**STATED TASK:** Write the material out again exactly as it stands.
═══ RAW DATA ═══
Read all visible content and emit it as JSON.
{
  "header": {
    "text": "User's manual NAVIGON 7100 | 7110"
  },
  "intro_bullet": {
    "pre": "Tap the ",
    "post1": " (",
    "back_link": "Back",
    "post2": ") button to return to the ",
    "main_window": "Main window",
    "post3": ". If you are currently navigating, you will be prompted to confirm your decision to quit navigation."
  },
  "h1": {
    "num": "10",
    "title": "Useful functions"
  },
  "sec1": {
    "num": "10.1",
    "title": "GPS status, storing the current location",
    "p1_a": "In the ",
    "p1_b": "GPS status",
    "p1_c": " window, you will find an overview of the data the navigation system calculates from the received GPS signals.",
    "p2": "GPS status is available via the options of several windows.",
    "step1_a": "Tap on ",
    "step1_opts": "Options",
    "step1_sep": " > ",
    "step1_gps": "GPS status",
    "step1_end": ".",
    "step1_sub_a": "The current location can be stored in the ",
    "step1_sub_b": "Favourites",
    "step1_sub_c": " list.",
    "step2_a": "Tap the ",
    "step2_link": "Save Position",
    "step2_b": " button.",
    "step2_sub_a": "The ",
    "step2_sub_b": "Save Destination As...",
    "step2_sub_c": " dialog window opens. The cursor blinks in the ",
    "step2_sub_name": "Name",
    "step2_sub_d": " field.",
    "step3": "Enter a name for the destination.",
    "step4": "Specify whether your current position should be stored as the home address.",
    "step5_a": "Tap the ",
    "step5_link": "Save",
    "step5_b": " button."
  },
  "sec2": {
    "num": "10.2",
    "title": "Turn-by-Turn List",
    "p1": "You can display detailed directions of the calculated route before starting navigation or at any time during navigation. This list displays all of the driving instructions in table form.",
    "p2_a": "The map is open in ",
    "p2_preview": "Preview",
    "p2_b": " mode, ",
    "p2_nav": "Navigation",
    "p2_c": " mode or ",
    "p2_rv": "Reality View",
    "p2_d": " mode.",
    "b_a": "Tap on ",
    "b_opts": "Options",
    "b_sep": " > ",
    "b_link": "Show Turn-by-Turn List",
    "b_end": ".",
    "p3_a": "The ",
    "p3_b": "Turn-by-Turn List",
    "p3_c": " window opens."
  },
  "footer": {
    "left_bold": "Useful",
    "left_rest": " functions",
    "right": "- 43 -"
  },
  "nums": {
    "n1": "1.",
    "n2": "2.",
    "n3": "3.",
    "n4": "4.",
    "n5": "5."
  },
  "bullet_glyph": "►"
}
═══
**EXERCISE ANSWER:**
Read all visible content and emit it as JSON.
{
  "header": {
    "text": "User's manual NAVIGON 7100 | 7110"
  },
  "intro_bullet": {
    "pre": "Tap the ",
    "post1": " (",
    "back_link": "Back",
    "post2": ") button to return to the ",
    "main_window": "Main window",
    "post3": ". If you are currently navigating, you will be prompted to confirm your decision to quit navigation."
  },
  "h1": {
    "num": "10",
    "title": "Useful functions"
  },
  "sec1": {
    "num": "10.1",
    "title": "GPS status, storing the current location",
    "p1_a": "In the ",
    "p1_b": "GPS status",
    "p1_c": " window, you will find an overview of the data the navigation system calculates from the received GPS signals.",
    "p2": "GPS status is available via the options of several windows.",
    "step1_a": "Tap on ",
    "step1_opts": "Options",
    "step1_sep": " > ",
    "step1_gps": "GPS status",
    "step1_end": ".",
    "step1_sub_a": "The current location can be stored in the ",
    "step1_sub_b": "Favourites",
    "step1_sub_c": " list.",
    "step2_a": "Tap the ",
    "step2_link": "Save Position",
    "step2_b": " button.",
    "step2_sub_a": "The ",
    "step2_sub_b": "Save Destination As...",
    "step2_sub_c": " dialog window opens. The cursor blinks in the ",
    "step2_sub_name": "Name",
    "step2_sub_d": " field.",
    "step3": "Enter a name for the destination.",
    "step4": "Specify whether your current position should be stored as the home address.",
    "step5_a": "Tap the ",
    "step5_link": "Save",
    "step5_b": " button."
  },
  "sec2": {
    "num": "10.2",
    "title": "Turn-by-Turn List",
    "p1": "You can display detailed directions of the calculated route before starting navigation or at any time during navigation. This list displays all of the driving instructions in table form.",
    "p2_a": "The map is open in ",
    "p2_preview": "Preview",
    "p2_b": " mode, ",
    "p2_nav": "Navigation",
    "p2_c": " mode or ",
    "p2_rv": "Reality View",
    "p2_d": " mode.",
    "b_a": "Tap on ",
    "b_opts": "Options",
    "b_sep": " > ",
    "b_link": "Show Turn-by-Turn List",
    "b_end": ".",
    "p3_a": "The ",
    "p3_b": "Turn-by-Turn List",
    "p3_c": " window opens."
  },
  "footer": {
    "left_bold": "Useful",
    "left_rest": " functions",
    "right": "- 43 -"
  },
  "nums": {
    "n1": "1.",
    "n2": "2.",
    "n3": "3.",
    "n4": "4.",
    "n5": "5."
  },
  "bullet_glyph": "►"
}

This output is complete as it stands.